**Dataset records**
###

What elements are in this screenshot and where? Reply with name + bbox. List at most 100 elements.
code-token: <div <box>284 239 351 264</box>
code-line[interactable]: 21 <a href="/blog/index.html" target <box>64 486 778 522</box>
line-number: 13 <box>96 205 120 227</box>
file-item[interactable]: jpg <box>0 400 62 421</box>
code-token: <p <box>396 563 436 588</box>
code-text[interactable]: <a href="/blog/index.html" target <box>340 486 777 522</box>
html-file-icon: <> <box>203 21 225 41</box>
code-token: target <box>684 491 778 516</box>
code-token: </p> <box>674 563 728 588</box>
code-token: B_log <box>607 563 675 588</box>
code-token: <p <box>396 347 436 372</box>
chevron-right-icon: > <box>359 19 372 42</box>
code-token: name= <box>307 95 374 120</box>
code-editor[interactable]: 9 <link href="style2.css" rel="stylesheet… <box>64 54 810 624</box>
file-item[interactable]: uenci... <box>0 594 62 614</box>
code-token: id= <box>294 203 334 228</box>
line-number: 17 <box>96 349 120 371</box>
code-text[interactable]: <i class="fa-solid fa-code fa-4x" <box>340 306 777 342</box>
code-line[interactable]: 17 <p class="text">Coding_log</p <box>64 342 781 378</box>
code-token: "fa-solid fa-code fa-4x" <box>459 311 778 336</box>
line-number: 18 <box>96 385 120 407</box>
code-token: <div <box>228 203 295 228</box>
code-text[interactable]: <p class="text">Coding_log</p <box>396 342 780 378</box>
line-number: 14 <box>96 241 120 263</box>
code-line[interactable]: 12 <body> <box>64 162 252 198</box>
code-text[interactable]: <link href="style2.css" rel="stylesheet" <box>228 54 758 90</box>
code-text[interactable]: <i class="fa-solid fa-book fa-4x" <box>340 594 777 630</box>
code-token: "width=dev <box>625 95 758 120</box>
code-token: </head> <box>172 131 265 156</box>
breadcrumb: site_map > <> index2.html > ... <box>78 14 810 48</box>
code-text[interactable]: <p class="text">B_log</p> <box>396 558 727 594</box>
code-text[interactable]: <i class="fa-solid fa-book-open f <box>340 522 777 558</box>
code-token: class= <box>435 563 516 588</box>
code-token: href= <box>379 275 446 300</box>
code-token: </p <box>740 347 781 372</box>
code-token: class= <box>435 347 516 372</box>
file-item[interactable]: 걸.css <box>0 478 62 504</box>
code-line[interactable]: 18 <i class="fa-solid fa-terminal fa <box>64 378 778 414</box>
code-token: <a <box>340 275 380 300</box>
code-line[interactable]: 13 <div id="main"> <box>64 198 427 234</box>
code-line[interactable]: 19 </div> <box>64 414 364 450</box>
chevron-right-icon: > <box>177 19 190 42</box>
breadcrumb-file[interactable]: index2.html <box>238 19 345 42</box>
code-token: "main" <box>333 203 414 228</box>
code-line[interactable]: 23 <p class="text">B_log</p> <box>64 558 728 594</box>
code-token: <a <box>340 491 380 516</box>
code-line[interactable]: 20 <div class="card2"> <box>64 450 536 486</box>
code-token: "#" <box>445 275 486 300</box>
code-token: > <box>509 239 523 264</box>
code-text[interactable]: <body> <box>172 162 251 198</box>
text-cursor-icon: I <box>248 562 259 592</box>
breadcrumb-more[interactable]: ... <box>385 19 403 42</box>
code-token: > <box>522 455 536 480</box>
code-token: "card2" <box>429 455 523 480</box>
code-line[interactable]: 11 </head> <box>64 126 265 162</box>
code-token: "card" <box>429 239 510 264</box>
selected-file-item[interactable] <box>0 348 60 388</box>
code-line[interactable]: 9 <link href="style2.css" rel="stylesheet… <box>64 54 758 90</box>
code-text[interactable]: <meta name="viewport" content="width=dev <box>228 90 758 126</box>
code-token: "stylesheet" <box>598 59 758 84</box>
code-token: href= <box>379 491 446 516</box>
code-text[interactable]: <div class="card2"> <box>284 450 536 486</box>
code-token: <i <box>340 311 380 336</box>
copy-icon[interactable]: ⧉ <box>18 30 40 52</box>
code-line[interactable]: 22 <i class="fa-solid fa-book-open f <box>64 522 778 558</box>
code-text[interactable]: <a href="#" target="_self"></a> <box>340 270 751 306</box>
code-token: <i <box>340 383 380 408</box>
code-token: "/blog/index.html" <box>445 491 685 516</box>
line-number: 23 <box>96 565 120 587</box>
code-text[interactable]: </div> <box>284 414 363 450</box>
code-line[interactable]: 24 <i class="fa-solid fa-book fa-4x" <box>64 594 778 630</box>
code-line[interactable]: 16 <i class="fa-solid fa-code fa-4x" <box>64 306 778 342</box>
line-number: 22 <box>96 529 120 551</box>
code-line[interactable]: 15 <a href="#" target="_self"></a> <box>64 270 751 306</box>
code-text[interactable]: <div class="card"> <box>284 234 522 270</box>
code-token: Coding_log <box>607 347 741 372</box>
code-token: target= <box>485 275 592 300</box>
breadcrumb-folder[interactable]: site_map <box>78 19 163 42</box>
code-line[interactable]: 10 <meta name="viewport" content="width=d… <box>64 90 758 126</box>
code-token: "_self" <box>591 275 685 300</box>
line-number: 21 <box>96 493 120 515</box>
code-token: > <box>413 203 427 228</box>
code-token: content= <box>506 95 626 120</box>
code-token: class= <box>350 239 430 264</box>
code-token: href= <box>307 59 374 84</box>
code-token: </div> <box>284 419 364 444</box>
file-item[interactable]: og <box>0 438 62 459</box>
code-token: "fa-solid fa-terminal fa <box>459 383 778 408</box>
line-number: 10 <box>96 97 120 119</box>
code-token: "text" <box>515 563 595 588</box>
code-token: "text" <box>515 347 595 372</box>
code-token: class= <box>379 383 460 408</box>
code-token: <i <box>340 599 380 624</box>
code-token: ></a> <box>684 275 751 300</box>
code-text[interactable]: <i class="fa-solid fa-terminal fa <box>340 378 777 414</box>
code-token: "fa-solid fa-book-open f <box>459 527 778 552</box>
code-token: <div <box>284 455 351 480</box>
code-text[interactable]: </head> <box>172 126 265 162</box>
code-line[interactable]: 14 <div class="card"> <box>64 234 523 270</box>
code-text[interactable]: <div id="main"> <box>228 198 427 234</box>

###

**What the task asks**
Copy the material word for word, from its first line down to and including the line containing "code-line[interactable]: 12 <body>".

**Problem solution**
What elements are in this screenshot and where? Reply with name + bbox. List at most 100 elements.
code-token: <div <box>284 239 351 264</box>
code-line[interactable]: 21 <a href="/blog/index.html" target <box>64 486 778 522</box>
line-number: 13 <box>96 205 120 227</box>
file-item[interactable]: jpg <box>0 400 62 421</box>
code-token: <p <box>396 563 436 588</box>
code-text[interactable]: <a href="/blog/index.html" target <box>340 486 777 522</box>
html-file-icon: <> <box>203 21 225 41</box>
code-token: target <box>684 491 778 516</box>
code-token: </p> <box>674 563 728 588</box>
code-token: B_log <box>607 563 675 588</box>
code-token: <p <box>396 347 436 372</box>
chevron-right-icon: > <box>359 19 372 42</box>
code-token: name= <box>307 95 374 120</box>
code-editor[interactable]: 9 <link href="style2.css" rel="stylesheet… <box>64 54 810 624</box>
file-item[interactable]: uenci... <box>0 594 62 614</box>
code-token: id= <box>294 203 334 228</box>
line-number: 17 <box>96 349 120 371</box>
code-text[interactable]: <i class="fa-solid fa-code fa-4x" <box>340 306 777 342</box>
code-line[interactable]: 17 <p class="text">Coding_log</p <box>64 342 781 378</box>
code-token: "fa-solid fa-code fa-4x" <box>459 311 778 336</box>
line-number: 18 <box>96 385 120 407</box>
code-token: <div <box>228 203 295 228</box>
code-text[interactable]: <p class="text">Coding_log</p <box>396 342 780 378</box>
line-number: 14 <box>96 241 120 263</box>
code-line[interactable]: 12 <body> <box>64 162 252 198</box>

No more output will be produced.